To be done>
Can you find the lines of the listing that include "Cooking" and copy every one?

Start of Data

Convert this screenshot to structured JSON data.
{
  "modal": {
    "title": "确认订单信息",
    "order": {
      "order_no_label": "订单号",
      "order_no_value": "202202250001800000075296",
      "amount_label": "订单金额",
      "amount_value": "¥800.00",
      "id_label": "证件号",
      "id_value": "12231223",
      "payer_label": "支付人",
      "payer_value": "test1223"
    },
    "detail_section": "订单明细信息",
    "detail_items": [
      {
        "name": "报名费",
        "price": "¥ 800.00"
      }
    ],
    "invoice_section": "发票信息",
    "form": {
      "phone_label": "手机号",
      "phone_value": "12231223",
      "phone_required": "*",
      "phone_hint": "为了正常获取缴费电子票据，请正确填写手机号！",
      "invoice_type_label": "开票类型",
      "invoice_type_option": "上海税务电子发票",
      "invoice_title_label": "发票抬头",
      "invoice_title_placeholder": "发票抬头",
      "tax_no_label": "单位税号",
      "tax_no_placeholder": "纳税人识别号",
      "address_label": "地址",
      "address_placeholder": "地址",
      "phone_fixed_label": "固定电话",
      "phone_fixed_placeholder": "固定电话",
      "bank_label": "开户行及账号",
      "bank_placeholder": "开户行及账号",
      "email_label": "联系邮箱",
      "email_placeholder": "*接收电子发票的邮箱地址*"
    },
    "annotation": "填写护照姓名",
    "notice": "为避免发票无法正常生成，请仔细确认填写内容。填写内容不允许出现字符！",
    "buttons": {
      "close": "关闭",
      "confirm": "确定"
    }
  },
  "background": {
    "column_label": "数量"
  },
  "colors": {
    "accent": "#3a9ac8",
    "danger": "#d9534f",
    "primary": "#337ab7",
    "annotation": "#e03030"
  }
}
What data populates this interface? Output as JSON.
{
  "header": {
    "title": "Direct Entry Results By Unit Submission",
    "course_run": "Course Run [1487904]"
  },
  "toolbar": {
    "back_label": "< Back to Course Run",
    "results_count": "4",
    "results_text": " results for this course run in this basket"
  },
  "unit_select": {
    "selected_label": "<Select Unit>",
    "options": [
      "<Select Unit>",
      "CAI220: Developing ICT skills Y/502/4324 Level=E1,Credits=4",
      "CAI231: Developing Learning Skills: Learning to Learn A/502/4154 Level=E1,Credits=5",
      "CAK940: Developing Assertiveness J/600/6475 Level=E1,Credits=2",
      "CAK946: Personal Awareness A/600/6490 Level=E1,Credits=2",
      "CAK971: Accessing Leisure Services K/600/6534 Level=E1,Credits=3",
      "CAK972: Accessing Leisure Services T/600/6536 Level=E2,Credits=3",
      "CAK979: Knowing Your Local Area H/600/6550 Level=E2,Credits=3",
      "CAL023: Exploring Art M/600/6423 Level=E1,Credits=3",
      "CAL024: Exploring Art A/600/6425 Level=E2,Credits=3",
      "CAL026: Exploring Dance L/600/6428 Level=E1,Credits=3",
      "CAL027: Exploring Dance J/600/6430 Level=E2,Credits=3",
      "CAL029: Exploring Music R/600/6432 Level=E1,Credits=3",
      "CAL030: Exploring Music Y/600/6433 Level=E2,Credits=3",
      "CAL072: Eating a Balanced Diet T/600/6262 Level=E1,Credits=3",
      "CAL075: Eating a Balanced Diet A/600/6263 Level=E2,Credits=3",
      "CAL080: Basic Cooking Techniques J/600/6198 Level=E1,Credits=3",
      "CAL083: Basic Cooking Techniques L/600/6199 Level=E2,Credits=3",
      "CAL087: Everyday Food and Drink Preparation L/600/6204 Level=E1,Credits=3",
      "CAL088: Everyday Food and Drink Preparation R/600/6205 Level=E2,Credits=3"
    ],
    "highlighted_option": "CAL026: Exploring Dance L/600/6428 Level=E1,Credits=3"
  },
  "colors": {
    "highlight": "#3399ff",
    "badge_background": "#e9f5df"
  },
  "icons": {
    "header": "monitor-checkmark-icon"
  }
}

End of Data

Answer>
      "CAL080: Basic Cooking Techniques J/600/6198 Level=E1,Credits=3",
      "CAL083: Basic Cooking Techniques L/600/6199 Level=E2,Credits=3",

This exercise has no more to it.